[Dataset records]
************

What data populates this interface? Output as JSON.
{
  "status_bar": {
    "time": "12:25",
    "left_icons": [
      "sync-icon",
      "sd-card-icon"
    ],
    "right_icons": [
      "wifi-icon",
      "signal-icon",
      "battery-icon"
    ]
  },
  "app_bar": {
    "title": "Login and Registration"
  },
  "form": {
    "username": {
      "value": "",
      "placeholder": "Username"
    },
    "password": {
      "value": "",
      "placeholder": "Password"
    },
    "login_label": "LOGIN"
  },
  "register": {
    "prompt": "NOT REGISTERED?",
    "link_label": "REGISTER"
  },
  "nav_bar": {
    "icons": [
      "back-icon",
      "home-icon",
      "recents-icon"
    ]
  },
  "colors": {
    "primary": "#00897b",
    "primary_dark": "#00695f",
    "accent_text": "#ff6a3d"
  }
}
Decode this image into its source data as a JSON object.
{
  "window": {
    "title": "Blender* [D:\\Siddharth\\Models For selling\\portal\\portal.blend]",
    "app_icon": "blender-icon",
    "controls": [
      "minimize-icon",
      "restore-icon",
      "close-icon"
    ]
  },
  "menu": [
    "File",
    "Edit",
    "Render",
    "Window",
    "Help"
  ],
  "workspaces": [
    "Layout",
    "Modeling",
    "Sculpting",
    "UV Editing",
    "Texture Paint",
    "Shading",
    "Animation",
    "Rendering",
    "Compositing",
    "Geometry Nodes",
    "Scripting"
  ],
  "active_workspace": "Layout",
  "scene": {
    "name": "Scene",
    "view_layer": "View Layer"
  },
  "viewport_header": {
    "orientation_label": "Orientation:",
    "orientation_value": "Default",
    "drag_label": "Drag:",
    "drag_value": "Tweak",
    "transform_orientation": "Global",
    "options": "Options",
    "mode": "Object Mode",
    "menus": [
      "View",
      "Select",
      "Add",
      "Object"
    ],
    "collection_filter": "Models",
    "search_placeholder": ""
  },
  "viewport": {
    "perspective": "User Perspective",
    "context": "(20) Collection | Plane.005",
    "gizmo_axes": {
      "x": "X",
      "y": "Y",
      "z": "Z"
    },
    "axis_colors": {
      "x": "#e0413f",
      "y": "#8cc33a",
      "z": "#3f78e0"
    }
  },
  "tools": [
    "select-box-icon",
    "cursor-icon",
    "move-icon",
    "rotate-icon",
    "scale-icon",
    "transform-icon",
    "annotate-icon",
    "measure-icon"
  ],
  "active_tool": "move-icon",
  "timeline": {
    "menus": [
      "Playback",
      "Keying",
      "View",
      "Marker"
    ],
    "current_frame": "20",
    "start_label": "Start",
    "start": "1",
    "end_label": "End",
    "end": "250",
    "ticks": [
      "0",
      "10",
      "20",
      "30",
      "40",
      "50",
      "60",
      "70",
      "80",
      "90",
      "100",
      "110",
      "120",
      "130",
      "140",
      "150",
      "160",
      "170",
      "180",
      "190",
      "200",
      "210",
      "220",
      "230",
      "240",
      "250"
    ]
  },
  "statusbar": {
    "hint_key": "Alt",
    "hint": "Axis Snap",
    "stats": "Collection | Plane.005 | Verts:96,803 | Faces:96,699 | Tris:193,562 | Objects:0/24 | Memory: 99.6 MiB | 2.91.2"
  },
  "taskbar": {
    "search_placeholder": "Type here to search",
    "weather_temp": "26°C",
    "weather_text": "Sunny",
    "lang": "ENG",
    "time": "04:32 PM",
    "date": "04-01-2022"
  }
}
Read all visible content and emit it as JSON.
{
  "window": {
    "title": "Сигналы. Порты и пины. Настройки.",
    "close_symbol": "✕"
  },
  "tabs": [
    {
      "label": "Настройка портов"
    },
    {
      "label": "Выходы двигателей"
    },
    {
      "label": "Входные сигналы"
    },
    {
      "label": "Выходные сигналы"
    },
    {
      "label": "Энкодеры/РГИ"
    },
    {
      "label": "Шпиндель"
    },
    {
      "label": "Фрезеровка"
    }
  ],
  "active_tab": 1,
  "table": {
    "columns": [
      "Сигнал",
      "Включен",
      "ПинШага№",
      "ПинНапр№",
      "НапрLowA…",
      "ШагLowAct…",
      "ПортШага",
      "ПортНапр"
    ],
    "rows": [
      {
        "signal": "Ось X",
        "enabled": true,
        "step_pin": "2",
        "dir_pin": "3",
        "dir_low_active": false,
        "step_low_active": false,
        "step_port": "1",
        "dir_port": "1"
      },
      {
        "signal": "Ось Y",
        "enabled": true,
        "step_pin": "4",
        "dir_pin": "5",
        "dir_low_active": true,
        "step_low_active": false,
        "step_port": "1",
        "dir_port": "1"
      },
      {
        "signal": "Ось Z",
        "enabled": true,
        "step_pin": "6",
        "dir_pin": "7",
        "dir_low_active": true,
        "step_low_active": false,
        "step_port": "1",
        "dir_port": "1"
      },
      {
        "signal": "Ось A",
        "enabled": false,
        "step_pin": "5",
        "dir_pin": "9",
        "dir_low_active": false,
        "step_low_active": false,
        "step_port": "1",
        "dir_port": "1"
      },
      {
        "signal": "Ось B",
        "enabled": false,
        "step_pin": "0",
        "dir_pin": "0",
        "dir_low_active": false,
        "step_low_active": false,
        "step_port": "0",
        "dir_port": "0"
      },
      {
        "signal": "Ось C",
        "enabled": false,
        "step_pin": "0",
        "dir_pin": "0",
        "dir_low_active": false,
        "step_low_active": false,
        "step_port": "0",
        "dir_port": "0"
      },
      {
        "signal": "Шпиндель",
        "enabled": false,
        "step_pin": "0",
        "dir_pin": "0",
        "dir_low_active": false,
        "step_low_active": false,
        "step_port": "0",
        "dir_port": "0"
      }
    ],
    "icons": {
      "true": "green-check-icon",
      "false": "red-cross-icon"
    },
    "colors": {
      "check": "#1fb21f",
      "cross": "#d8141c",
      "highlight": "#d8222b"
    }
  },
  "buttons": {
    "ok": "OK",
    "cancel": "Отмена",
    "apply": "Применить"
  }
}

************

What to work on: Print the listing above in full, exactly as it is.

Correct response:
What data populates this interface? Output as JSON.
{
  "status_bar": {
    "time": "12:25",
    "left_icons": [
      "sync-icon",
      "sd-card-icon"
    ],
    "right_icons": [
      "wifi-icon",
      "signal-icon",
      "battery-icon"
    ]
  },
  "app_bar": {
    "title": "Login and Registration"
  },
  "form": {
    "username": {
      "value": "",
      "placeholder": "Username"
    },
    "password": {
      "value": "",
      "placeholder": "Password"
    },
    "login_label": "LOGIN"
  },
  "register": {
    "prompt": "NOT REGISTERED?",
    "link_label": "REGISTER"
  },
  "nav_bar": {
    "icons": [
      "back-icon",
      "home-icon",
      "recents-icon"
    ]
  },
  "colors": {
    "primary": "#00897b",
    "primary_dark": "#00695f",
    "accent_text": "#ff6a3d"
  }
}
Decode this image into its source data as a JSON object.
{
  "window": {
    "title": "Blender* [D:\\Siddharth\\Models For selling\\portal\\portal.blend]",
    "app_icon": "blender-icon",
    "controls": [
      "minimize-icon",
      "restore-icon",
      "close-icon"
    ]
  },
  "menu": [
    "File",
    "Edit",
    "Render",
    "Window",
    "Help"
  ],
  "workspaces": [
    "Layout",
    "Modeling",
    "Sculpting",
    "UV Editing",
    "Texture Paint",
    "Shading",
    "Animation",
    "Rendering",
    "Compositing",
    "Geometry Nodes",
    "Scripting"
  ],
  "active_workspace": "Layout",
  "scene": {
    "name": "Scene",
    "view_layer": "View Layer"
  },
  "viewport_header": {
    "orientation_label": "Orientation:",
    "orientation_value": "Default",
    "drag_label": "Drag:",
    "drag_value": "Tweak",
    "transform_orientation": "Global",
    "options": "Options",
    "mode": "Object Mode",
    "menus": [
      "View",
      "Select",
      "Add",
      "Object"
    ],
    "collection_filter": "Models",
    "search_placeholder": ""
  },
  "viewport": {
    "perspective": "User Perspective",
    "context": "(20) Collection | Plane.005",
    "gizmo_axes": {
      "x": "X",
      "y": "Y",
      "z": "Z"
    },
    "axis_colors": {
      "x": "#e0413f",
      "y": "#8cc33a",
      "z": "#3f78e0"
    }
  },
  "tools": [
    "select-box-icon",
    "cursor-icon",
    "move-icon",
    "rotate-icon",
    "scale-icon",
    "transform-icon",
    "annotate-icon",
    "measure-icon"
  ],
  "active_tool": "move-icon",
  "timeline": {
    "menus": [
      "Playback",
      "Keying",
      "View",
      "Marker"
    ],
    "current_frame": "20",
    "start_label": "Start",
    "start": "1",
    "end_label": "End",
    "end": "250",
    "ticks": [
      "0",
      "10",
      "20",
      "30",
      "40",
      "50",
      "60",
      "70",
      "80",
      "90",
      "100",
      "110",
      "120",
      "130",
      "140",
      "150",
      "160",
      "170",
      "180",
      "190",
      "200",
      "210",
      "220",
      "230",
      "240",
      "250"
    ]
  },
  "statusbar": {
    "hint_key": "Alt",
    "hint": "Axis Snap",
    "stats": "Collection | Plane.005 | Verts:96,803 | Faces:96,699 | Tris:193,562 | Objects:0/24 | Memory: 99.6 MiB | 2.91.2"
  },
  "taskbar": {
    "search_placeholder": "Type here to search",
    "weather_temp": "26°C",
    "weather_text": "Sunny",
    "lang": "ENG",
    "time": "04:32 PM",
    "date": "04-01-2022"
  }
}
Read all visible content and emit it as JSON.
{
  "window": {
    "title": "Сигналы. Порты и пины. Настройки.",
    "close_symbol": "✕"
  },
  "tabs": [
    {
      "label": "Настройка портов"
    },
    {
      "label": "Выходы двигателей"
    },
    {
      "label": "Входные сигналы"
    },
    {
      "label": "Выходные сигналы"
    },
    {
      "label": "Энкодеры/РГИ"
    },
    {
      "label": "Шпиндель"
    },
    {
      "label": "Фрезеровка"
    }
  ],
  "active_tab": 1,
  "table": {
    "columns": [
      "Сигнал",
      "Включен",
      "ПинШага№",
      "ПинНапр№",
      "НапрLowA…",
      "ШагLowAct…",
      "ПортШага",
      "ПортНапр"
    ],
    "rows": [
      {
        "signal": "Ось X",
        "enabled": true,
        "step_pin": "2",
        "dir_pin": "3",
        "dir_low_active": false,
        "step_low_active": false,
        "step_port": "1",
        "dir_port": "1"
      },
      {
        "signal": "Ось Y",
        "enabled": true,
        "step_pin": "4",
        "dir_pin": "5",
        "dir_low_active": true,
        "step_low_active": false,
        "step_port": "1",
        "dir_port": "1"
      },
      {
        "signal": "Ось Z",
        "enabled": true,
        "step_pin": "6",
        "dir_pin": "7",
        "dir_low_active": true,
        "step_low_active": false,
        "step_port": "1",
        "dir_port": "1"
      },
      {
        "signal": "Ось A",
        "enabled": false,
        "step_pin": "5",
        "dir_pin": "9",
        "dir_low_active": false,
        "step_low_active": false,
        "step_port": "1",
        "dir_port": "1"
      },
      {
        "signal": "Ось B",
        "enabled": false,
        "step_pin": "0",
        "dir_pin": "0",
        "dir_low_active": false,
        "step_low_active": false,
        "step_port": "0",
        "dir_port": "0"
      },
      {
        "signal": "Ось C",
        "enabled": false,
        "step_pin": "0",
        "dir_pin": "0",
        "dir_low_active": false,
        "step_low_active": false,
        "step_port": "0",
        "dir_port": "0"
      },
      {
        "signal": "Шпиндель",
        "enabled": false,
        "step_pin": "0",
        "dir_pin": "0",
        "dir_low_active": false,
        "step_low_active": false,
        "step_port": "0",
        "dir_port": "0"
      }
    ],
    "icons": {
      "true": "green-check-icon",
      "false": "red-cross-icon"
    },
    "colors": {
      "check": "#1fb21f",
      "cross": "#d8141c",
      "highlight": "#d8222b"
    }
  },
  "buttons": {
    "ok": "OK",
    "cancel": "Отмена",
    "apply": "Применить"
  }
}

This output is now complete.